> **Exercise brief**: Without the images, print all the entries below exactly as given.

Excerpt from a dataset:
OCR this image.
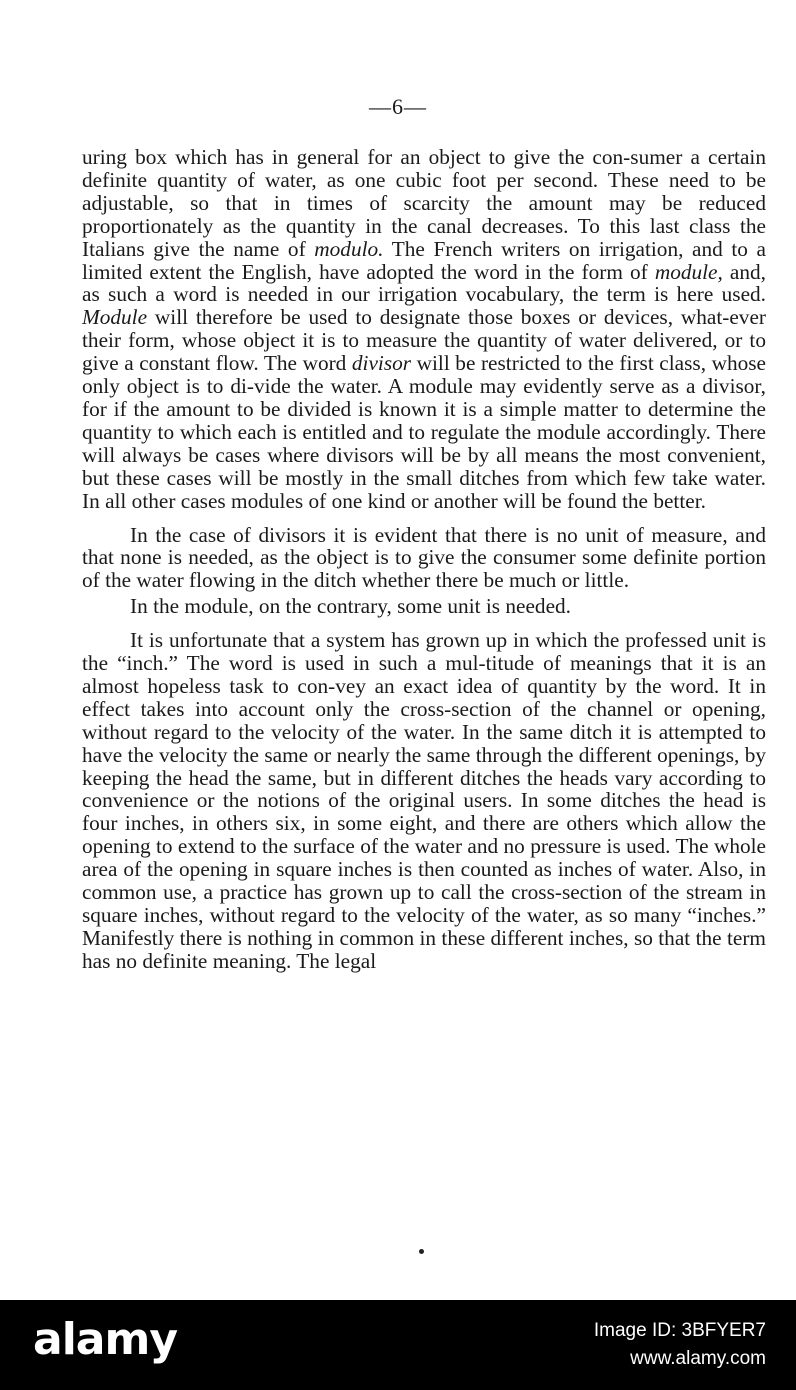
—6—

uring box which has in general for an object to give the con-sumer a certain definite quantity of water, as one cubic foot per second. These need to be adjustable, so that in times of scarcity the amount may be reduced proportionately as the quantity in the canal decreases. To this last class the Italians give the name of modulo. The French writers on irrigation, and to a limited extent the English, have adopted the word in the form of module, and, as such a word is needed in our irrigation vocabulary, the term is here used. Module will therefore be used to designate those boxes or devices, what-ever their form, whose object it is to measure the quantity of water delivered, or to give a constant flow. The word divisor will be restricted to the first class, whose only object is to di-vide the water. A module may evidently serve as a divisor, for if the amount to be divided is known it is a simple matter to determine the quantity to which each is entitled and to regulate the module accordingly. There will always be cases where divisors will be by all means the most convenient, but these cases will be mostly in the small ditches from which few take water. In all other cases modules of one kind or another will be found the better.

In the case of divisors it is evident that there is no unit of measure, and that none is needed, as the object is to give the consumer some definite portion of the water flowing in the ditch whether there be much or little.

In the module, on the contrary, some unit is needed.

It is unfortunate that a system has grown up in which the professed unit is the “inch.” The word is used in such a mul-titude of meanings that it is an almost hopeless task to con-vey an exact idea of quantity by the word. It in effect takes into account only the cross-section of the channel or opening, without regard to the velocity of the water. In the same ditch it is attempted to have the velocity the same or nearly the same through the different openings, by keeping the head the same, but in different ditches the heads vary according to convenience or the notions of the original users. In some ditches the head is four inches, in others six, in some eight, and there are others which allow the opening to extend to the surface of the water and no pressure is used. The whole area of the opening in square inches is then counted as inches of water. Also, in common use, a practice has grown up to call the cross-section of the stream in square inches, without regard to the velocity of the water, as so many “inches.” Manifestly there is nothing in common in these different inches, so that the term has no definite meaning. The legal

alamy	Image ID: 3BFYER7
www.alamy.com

> **Result below**:
OCR this image.
—6—

uring box which has in general for an object to give the con-sumer a certain definite quantity of water, as one cubic foot per second. These need to be adjustable, so that in times of scarcity the amount may be reduced proportionately as the quantity in the canal decreases. To this last class the Italians give the name of modulo. The French writers on irrigation, and to a limited extent the English, have adopted the word in the form of module, and, as such a word is needed in our irrigation vocabulary, the term is here used. Module will therefore be used to designate those boxes or devices, what-ever their form, whose object it is to measure the quantity of water delivered, or to give a constant flow. The word divisor will be restricted to the first class, whose only object is to di-vide the water. A module may evidently serve as a divisor, for if the amount to be divided is known it is a simple matter to determine the quantity to which each is entitled and to regulate the module accordingly. There will always be cases where divisors will be by all means the most convenient, but these cases will be mostly in the small ditches from which few take water. In all other cases modules of one kind or another will be found the better.

In the case of divisors it is evident that there is no unit of measure, and that none is needed, as the object is to give the consumer some definite portion of the water flowing in the ditch whether there be much or little.

In the module, on the contrary, some unit is needed.

It is unfortunate that a system has grown up in which the professed unit is the “inch.” The word is used in such a mul-titude of meanings that it is an almost hopeless task to con-vey an exact idea of quantity by the word. It in effect takes into account only the cross-section of the channel or opening, without regard to the velocity of the water. In the same ditch it is attempted to have the velocity the same or nearly the same through the different openings, by keeping the head the same, but in different ditches the heads vary according to convenience or the notions of the original users. In some ditches the head is four inches, in others six, in some eight, and there are others which allow the opening to extend to the surface of the water and no pressure is used. The whole area of the opening in square inches is then counted as inches of water. Also, in common use, a practice has grown up to call the cross-section of the stream in square inches, without regard to the velocity of the water, as so many “inches.” Manifestly there is nothing in common in these different inches, so that the term has no definite meaning. The legal

alamy	Image ID: 3BFYER7
www.alamy.com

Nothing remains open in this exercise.